━━━ Stored rows ━━━

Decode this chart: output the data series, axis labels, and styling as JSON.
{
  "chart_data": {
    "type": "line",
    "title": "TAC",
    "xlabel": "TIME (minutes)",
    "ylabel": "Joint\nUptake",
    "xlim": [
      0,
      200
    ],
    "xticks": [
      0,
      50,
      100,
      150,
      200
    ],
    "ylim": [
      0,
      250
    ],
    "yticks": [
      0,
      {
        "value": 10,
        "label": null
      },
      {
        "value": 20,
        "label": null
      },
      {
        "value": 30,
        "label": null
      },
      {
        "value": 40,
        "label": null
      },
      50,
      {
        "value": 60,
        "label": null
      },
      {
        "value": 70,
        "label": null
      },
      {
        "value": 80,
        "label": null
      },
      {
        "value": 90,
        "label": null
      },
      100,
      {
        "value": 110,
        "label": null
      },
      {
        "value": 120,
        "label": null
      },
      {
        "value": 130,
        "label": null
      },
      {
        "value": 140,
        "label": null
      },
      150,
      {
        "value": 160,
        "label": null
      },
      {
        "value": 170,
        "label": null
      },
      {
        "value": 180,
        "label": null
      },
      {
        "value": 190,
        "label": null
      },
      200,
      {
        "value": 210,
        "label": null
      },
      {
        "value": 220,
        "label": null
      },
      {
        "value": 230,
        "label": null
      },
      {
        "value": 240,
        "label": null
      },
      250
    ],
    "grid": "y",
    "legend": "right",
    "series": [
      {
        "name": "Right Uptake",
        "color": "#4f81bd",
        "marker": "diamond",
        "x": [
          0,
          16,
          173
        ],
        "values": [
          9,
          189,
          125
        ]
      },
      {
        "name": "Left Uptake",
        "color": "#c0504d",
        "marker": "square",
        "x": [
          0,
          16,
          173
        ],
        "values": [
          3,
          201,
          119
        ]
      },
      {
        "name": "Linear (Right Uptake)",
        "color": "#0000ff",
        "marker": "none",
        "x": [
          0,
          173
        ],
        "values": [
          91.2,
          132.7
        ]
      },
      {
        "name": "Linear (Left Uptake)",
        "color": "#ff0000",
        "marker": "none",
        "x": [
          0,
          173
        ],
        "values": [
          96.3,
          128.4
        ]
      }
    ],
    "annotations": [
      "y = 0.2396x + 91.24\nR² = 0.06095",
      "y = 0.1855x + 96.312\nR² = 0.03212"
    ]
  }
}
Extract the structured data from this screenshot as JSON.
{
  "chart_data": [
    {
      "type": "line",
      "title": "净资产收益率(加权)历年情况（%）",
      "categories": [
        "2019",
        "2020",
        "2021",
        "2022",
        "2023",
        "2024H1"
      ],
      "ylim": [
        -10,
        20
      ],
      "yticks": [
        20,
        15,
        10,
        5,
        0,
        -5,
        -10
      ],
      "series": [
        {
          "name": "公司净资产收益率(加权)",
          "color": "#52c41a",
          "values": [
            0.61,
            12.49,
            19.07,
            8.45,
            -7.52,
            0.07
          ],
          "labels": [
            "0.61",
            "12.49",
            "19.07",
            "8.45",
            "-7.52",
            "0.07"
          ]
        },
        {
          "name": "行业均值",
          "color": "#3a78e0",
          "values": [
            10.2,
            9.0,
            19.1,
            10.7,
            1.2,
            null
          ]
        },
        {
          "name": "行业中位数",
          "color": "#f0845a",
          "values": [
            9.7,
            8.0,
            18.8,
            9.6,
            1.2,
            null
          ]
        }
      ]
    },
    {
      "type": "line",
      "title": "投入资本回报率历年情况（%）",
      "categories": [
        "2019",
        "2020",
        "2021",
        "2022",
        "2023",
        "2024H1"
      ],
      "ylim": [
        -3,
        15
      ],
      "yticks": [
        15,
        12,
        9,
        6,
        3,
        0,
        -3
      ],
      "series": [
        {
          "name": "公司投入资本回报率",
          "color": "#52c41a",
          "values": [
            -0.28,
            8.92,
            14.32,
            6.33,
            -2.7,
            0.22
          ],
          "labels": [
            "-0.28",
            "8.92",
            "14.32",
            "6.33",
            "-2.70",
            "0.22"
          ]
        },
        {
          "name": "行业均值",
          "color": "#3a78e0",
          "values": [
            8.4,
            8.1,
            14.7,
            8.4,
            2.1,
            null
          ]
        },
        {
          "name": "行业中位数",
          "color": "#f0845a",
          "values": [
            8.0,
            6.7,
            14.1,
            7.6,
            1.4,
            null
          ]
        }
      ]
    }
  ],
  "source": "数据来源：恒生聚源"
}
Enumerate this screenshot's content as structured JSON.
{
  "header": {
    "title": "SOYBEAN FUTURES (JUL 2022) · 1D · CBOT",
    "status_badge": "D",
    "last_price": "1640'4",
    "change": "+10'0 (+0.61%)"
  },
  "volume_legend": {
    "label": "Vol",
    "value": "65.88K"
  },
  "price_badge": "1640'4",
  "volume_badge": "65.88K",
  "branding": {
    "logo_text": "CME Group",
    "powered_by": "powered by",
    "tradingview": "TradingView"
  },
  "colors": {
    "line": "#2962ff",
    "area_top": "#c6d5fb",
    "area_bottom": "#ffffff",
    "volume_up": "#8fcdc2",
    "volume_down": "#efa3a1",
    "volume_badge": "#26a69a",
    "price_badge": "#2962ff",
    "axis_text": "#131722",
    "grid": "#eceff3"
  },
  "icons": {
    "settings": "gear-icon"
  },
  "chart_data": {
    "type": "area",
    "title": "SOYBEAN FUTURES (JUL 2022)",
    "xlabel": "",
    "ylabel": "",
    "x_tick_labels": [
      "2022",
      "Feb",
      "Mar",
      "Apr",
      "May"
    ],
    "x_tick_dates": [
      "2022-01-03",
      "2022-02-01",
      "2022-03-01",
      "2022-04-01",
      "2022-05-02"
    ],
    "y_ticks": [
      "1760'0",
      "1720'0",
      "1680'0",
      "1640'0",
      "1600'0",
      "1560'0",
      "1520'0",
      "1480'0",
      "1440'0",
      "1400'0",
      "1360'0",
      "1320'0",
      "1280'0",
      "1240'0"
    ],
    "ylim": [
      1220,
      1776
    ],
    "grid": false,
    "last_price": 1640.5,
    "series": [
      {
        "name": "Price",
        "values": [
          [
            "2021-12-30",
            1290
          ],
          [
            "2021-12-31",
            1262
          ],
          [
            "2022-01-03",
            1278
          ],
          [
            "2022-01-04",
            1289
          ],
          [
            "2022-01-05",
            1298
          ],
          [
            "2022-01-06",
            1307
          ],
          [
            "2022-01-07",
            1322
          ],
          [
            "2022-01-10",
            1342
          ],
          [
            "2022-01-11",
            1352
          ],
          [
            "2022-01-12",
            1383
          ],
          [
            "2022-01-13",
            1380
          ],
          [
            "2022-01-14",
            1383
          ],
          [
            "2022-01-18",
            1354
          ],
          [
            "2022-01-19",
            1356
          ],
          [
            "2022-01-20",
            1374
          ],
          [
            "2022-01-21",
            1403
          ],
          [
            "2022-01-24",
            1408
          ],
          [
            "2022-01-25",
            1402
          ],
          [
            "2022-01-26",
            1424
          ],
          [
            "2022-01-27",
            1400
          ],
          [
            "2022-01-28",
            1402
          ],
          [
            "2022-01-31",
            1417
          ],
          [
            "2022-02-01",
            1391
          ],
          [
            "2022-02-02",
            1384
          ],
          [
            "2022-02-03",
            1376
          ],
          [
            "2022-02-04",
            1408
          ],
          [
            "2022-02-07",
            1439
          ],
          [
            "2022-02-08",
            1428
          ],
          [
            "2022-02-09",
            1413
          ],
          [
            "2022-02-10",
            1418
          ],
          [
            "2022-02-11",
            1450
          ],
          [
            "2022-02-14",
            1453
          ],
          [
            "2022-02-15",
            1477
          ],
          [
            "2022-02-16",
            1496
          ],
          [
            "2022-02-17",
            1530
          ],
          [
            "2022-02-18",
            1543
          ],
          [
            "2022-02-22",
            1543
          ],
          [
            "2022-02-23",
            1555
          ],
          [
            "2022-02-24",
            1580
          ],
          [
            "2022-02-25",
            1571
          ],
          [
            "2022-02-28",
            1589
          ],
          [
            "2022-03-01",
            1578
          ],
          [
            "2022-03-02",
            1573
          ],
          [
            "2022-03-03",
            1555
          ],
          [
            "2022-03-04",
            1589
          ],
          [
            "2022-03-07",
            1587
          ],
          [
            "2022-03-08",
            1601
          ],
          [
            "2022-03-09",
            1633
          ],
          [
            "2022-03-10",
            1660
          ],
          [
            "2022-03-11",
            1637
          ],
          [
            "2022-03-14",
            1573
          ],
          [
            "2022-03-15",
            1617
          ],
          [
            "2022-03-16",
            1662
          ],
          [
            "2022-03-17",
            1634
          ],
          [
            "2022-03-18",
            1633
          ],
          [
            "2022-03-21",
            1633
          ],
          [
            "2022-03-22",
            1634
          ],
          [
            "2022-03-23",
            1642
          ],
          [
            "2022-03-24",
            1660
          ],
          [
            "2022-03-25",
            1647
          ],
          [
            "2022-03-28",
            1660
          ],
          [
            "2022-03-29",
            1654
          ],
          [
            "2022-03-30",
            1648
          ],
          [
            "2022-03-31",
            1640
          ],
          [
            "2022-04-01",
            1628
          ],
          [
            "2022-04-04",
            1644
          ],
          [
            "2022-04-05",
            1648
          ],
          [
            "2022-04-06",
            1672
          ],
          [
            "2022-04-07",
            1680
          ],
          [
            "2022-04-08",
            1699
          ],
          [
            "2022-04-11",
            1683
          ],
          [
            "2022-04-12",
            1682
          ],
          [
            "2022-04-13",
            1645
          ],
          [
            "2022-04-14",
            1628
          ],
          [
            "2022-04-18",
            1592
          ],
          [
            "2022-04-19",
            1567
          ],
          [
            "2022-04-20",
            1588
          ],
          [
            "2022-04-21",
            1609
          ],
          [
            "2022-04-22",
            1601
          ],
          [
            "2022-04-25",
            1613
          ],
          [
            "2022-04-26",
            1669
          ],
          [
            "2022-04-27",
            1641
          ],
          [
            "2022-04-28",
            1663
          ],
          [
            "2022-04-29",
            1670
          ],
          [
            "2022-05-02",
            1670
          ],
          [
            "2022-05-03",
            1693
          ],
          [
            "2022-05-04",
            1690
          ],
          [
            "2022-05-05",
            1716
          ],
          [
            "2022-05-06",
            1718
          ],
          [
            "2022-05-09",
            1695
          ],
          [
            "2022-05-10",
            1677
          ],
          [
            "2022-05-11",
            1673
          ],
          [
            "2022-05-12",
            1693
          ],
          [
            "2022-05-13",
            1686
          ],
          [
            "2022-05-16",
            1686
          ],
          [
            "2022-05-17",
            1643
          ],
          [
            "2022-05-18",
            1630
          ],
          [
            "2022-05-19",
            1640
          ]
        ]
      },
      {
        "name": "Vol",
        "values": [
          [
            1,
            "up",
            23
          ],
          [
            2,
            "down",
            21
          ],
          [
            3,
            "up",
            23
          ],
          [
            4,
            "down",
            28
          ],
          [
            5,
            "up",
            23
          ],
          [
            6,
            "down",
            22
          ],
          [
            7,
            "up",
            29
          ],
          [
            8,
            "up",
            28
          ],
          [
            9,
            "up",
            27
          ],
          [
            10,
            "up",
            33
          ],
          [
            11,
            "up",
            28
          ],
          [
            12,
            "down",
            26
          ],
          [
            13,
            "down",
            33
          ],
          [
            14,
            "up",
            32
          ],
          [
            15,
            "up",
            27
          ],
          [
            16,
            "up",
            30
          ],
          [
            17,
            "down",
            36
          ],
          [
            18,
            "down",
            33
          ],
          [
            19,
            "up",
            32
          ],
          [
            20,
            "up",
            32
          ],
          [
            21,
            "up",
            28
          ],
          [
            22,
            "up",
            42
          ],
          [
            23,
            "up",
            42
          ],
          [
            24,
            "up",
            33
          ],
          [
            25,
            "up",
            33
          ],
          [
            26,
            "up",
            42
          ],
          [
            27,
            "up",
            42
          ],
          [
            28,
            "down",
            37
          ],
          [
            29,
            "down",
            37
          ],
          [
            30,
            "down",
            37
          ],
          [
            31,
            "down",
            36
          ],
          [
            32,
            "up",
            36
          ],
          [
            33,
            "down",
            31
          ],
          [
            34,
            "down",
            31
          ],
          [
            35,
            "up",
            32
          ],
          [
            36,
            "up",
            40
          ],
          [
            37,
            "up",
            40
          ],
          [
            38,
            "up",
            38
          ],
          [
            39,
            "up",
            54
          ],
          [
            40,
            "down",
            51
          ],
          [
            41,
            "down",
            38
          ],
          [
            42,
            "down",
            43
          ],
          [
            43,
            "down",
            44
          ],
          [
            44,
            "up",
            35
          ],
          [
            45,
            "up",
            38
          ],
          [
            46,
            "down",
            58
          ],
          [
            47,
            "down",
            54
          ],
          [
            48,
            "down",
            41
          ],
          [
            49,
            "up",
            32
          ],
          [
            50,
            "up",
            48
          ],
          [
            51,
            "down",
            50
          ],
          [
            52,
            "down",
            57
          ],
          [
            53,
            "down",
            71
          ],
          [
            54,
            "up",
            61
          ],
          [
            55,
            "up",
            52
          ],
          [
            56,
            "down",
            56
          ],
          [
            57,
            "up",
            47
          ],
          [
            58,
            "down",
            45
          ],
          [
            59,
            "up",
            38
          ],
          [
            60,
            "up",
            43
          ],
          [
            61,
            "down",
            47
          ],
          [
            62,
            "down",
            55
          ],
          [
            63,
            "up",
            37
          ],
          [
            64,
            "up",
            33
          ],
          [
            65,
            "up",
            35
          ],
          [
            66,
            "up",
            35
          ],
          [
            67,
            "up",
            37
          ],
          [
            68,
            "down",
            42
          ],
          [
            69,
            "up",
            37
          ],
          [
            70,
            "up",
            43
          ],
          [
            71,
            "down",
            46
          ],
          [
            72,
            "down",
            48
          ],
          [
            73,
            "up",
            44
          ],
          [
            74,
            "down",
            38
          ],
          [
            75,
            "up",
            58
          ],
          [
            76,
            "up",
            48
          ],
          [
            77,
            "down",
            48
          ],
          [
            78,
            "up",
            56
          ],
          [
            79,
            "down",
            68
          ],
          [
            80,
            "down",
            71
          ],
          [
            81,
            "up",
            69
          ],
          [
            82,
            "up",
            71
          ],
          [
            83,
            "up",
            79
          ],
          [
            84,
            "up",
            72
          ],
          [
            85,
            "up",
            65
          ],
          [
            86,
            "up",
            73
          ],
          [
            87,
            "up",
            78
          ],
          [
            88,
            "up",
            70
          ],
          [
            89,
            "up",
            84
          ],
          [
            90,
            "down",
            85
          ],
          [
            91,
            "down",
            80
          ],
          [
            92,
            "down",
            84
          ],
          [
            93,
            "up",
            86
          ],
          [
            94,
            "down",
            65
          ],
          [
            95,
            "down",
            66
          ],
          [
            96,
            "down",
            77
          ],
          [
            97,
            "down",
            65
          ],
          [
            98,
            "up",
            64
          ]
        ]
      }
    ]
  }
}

━━━

* **Exercise objective**
Tell how many lines hold the string "title", giving the number and nothing else.

* **Written answer**
5